**Instructions to follow**
Extract every line below, verbatim.

--- START Raw data ---

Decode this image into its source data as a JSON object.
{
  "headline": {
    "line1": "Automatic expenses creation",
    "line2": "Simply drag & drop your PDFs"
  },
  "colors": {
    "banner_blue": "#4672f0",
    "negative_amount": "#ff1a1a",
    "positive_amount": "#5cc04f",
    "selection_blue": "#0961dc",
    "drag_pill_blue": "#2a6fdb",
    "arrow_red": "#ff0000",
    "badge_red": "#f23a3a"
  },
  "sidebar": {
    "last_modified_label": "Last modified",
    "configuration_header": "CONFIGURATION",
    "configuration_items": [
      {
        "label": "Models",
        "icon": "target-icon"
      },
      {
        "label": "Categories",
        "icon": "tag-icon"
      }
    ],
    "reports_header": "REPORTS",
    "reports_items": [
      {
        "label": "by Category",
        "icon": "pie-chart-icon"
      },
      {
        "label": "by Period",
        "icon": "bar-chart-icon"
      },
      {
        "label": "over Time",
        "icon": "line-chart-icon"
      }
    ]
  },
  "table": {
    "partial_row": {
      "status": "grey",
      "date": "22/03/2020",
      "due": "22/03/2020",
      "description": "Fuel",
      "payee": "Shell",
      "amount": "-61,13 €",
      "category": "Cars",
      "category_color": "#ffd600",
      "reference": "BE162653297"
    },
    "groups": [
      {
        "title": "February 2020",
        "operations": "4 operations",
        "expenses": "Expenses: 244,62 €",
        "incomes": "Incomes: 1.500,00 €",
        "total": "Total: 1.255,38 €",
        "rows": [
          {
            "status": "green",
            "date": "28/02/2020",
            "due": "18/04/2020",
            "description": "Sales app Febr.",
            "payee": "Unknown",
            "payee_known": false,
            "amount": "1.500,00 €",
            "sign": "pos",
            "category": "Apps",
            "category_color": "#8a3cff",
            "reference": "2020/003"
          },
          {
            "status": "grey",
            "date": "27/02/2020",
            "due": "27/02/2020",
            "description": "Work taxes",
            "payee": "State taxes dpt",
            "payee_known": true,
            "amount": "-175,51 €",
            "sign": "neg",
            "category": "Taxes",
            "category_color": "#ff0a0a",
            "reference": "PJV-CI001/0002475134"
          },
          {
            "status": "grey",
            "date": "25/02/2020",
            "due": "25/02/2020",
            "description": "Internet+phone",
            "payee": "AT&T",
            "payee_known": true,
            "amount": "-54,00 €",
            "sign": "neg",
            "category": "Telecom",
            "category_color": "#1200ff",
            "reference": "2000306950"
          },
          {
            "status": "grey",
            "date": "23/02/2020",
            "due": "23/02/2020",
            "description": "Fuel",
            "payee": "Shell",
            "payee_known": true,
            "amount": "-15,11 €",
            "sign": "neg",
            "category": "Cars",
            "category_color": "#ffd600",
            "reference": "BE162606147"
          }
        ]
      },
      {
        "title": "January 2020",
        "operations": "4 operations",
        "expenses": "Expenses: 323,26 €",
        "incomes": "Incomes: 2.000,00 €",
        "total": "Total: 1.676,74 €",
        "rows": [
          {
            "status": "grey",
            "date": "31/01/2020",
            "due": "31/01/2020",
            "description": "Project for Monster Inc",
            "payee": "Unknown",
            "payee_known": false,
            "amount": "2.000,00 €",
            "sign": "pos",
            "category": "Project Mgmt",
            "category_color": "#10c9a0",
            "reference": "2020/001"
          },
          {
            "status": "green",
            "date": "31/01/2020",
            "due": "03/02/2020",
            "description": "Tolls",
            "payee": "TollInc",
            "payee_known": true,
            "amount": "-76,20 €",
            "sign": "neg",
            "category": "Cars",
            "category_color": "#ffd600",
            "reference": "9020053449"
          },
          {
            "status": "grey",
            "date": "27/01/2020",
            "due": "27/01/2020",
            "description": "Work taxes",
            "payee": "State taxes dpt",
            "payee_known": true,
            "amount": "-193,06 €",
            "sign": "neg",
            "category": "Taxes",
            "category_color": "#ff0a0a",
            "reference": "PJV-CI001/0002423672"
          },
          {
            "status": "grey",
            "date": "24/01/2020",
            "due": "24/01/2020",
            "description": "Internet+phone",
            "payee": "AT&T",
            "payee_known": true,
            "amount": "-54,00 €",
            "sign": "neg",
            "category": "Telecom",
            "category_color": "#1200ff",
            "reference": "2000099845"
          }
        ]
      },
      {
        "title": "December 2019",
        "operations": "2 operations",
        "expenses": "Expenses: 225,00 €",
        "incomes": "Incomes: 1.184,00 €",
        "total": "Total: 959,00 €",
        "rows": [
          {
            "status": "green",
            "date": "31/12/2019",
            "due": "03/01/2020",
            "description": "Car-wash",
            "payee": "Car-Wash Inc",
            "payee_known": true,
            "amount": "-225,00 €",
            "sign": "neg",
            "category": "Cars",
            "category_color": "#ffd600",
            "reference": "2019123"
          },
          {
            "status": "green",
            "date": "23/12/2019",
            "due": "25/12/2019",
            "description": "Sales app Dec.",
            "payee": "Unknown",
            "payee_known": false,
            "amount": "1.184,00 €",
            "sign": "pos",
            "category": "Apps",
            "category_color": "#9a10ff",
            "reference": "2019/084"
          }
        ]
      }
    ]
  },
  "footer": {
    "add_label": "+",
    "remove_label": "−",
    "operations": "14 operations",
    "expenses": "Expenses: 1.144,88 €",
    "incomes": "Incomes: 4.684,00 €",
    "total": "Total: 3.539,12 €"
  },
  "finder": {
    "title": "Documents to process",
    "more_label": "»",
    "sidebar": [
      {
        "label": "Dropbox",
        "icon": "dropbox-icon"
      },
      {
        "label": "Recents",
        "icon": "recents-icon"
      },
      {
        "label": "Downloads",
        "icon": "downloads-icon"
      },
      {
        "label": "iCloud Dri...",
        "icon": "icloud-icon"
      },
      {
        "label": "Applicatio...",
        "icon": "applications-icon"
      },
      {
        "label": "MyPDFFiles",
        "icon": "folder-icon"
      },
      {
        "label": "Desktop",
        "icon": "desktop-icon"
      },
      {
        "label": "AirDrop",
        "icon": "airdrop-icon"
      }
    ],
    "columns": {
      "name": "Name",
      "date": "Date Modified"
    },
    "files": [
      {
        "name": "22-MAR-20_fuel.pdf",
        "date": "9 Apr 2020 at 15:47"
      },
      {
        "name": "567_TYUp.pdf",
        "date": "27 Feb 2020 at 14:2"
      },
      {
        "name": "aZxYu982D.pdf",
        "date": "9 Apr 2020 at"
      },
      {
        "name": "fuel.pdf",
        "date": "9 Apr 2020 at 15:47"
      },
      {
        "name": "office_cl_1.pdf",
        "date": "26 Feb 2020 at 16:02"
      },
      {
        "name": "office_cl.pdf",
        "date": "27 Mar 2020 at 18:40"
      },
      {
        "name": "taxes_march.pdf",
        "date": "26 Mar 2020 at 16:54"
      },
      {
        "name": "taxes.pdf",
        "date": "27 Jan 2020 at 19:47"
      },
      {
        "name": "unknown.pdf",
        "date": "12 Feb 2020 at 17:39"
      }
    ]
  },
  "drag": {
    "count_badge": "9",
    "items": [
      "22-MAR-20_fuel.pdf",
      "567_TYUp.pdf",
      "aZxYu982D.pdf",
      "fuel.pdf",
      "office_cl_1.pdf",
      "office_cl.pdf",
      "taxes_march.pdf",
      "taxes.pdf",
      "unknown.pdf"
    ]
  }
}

--- END Raw data ---

**Answer in full**
Decode this image into its source data as a JSON object.
{
  "headline": {
    "line1": "Automatic expenses creation",
    "line2": "Simply drag & drop your PDFs"
  },
  "colors": {
    "banner_blue": "#4672f0",
    "negative_amount": "#ff1a1a",
    "positive_amount": "#5cc04f",
    "selection_blue": "#0961dc",
    "drag_pill_blue": "#2a6fdb",
    "arrow_red": "#ff0000",
    "badge_red": "#f23a3a"
  },
  "sidebar": {
    "last_modified_label": "Last modified",
    "configuration_header": "CONFIGURATION",
    "configuration_items": [
      {
        "label": "Models",
        "icon": "target-icon"
      },
      {
        "label": "Categories",
        "icon": "tag-icon"
      }
    ],
    "reports_header": "REPORTS",
    "reports_items": [
      {
        "label": "by Category",
        "icon": "pie-chart-icon"
      },
      {
        "label": "by Period",
        "icon": "bar-chart-icon"
      },
      {
        "label": "over Time",
        "icon": "line-chart-icon"
      }
    ]
  },
  "table": {
    "partial_row": {
      "status": "grey",
      "date": "22/03/2020",
      "due": "22/03/2020",
      "description": "Fuel",
      "payee": "Shell",
      "amount": "-61,13 €",
      "category": "Cars",
      "category_color": "#ffd600",
      "reference": "BE162653297"
    },
    "groups": [
      {
        "title": "February 2020",
        "operations": "4 operations",
        "expenses": "Expenses: 244,62 €",
        "incomes": "Incomes: 1.500,00 €",
        "total": "Total: 1.255,38 €",
        "rows": [
          {
            "status": "green",
            "date": "28/02/2020",
            "due": "18/04/2020",
            "description": "Sales app Febr.",
            "payee": "Unknown",
            "payee_known": false,
            "amount": "1.500,00 €",
            "sign": "pos",
            "category": "Apps",
            "category_color": "#8a3cff",
            "reference": "2020/003"
          },
          {
            "status": "grey",
            "date": "27/02/2020",
            "due": "27/02/2020",
            "description": "Work taxes",
            "payee": "State taxes dpt",
            "payee_known": true,
            "amount": "-175,51 €",
            "sign": "neg",
            "category": "Taxes",
            "category_color": "#ff0a0a",
            "reference": "PJV-CI001/0002475134"
          },
          {
            "status": "grey",
            "date": "25/02/2020",
            "due": "25/02/2020",
            "description": "Internet+phone",
            "payee": "AT&T",
            "payee_known": true,
            "amount": "-54,00 €",
            "sign": "neg",
            "category": "Telecom",
            "category_color": "#1200ff",
            "reference": "2000306950"
          },
          {
            "status": "grey",
            "date": "23/02/2020",
            "due": "23/02/2020",
            "description": "Fuel",
            "payee": "Shell",
            "payee_known": true,
            "amount": "-15,11 €",
            "sign": "neg",
            "category": "Cars",
            "category_color": "#ffd600",
            "reference": "BE162606147"
          }
        ]
      },
      {
        "title": "January 2020",
        "operations": "4 operations",
        "expenses": "Expenses: 323,26 €",
        "incomes": "Incomes: 2.000,00 €",
        "total": "Total: 1.676,74 €",
        "rows": [
          {
            "status": "grey",
            "date": "31/01/2020",
            "due": "31/01/2020",
            "description": "Project for Monster Inc",
            "payee": "Unknown",
            "payee_known": false,
            "amount": "2.000,00 €",
            "sign": "pos",
            "category": "Project Mgmt",
            "category_color": "#10c9a0",
            "reference": "2020/001"
          },
          {
            "status": "green",
            "date": "31/01/2020",
            "due": "03/02/2020",
            "description": "Tolls",
            "payee": "TollInc",
            "payee_known": true,
            "amount": "-76,20 €",
            "sign": "neg",
            "category": "Cars",
            "category_color": "#ffd600",
            "reference": "9020053449"
          },
          {
            "status": "grey",
            "date": "27/01/2020",
            "due": "27/01/2020",
            "description": "Work taxes",
            "payee": "State taxes dpt",
            "payee_known": true,
            "amount": "-193,06 €",
            "sign": "neg",
            "category": "Taxes",
            "category_color": "#ff0a0a",
            "reference": "PJV-CI001/0002423672"
          },
          {
            "status": "grey",
            "date": "24/01/2020",
            "due": "24/01/2020",
            "description": "Internet+phone",
            "payee": "AT&T",
            "payee_known": true,
            "amount": "-54,00 €",
            "sign": "neg",
            "category": "Telecom",
            "category_color": "#1200ff",
            "reference": "2000099845"
          }
        ]
      },
      {
        "title": "December 2019",
        "operations": "2 operations",
        "expenses": "Expenses: 225,00 €",
        "incomes": "Incomes: 1.184,00 €",
        "total": "Total: 959,00 €",
        "rows": [
          {
            "status": "green",
            "date": "31/12/2019",
            "due": "03/01/2020",
            "description": "Car-wash",
            "payee": "Car-Wash Inc",
            "payee_known": true,
            "amount": "-225,00 €",
            "sign": "neg",
            "category": "Cars",
            "category_color": "#ffd600",
            "reference": "2019123"
          },
          {
            "status": "green",
            "date": "23/12/2019",
            "due": "25/12/2019",
            "description": "Sales app Dec.",
            "payee": "Unknown",
            "payee_known": false,
            "amount": "1.184,00 €",
            "sign": "pos",
            "category": "Apps",
            "category_color": "#9a10ff",
            "reference": "2019/084"
          }
        ]
      }
    ]
  },
  "footer": {
    "add_label": "+",
    "remove_label": "−",
    "operations": "14 operations",
    "expenses": "Expenses: 1.144,88 €",
    "incomes": "Incomes: 4.684,00 €",
    "total": "Total: 3.539,12 €"
  },
  "finder": {
    "title": "Documents to process",
    "more_label": "»",
    "sidebar": [
      {
        "label": "Dropbox",
        "icon": "dropbox-icon"
      },
      {
        "label": "Recents",
        "icon": "recents-icon"
      },
      {
        "label": "Downloads",
        "icon": "downloads-icon"
      },
      {
        "label": "iCloud Dri...",
        "icon": "icloud-icon"
      },
      {
        "label": "Applicatio...",
        "icon": "applications-icon"
      },
      {
        "label": "MyPDFFiles",
        "icon": "folder-icon"
      },
      {
        "label": "Desktop",
        "icon": "desktop-icon"
      },
      {
        "label": "AirDrop",
        "icon": "airdrop-icon"
      }
    ],
    "columns": {
      "name": "Name",
      "date": "Date Modified"
    },
    "files": [
      {
        "name": "22-MAR-20_fuel.pdf",
        "date": "9 Apr 2020 at 15:47"
      },
      {
        "name": "567_TYUp.pdf",
        "date": "27 Feb 2020 at 14:2"
      },
      {
        "name": "aZxYu982D.pdf",
        "date": "9 Apr 2020 at"
      },
      {
        "name": "fuel.pdf",
        "date": "9 Apr 2020 at 15:47"
      },
      {
        "name": "office_cl_1.pdf",
        "date": "26 Feb 2020 at 16:02"
      },
      {
        "name": "office_cl.pdf",
        "date": "27 Mar 2020 at 18:40"
      },
      {
        "name": "taxes_march.pdf",
        "date": "26 Mar 2020 at 16:54"
      },
      {
        "name": "taxes.pdf",
        "date": "27 Jan 2020 at 19:47"
      },
      {
        "name": "unknown.pdf",
        "date": "12 Feb 2020 at 17:39"
      }
    ]
  },
  "drag": {
    "count_badge": "9",
    "items": [
      "22-MAR-20_fuel.pdf",
      "567_TYUp.pdf",
      "aZxYu982D.pdf",
      "fuel.pdf",
      "office_cl_1.pdf",
      "office_cl.pdf",
      "taxes_march.pdf",
      "taxes.pdf",
      "unknown.pdf"
    ]
  }
}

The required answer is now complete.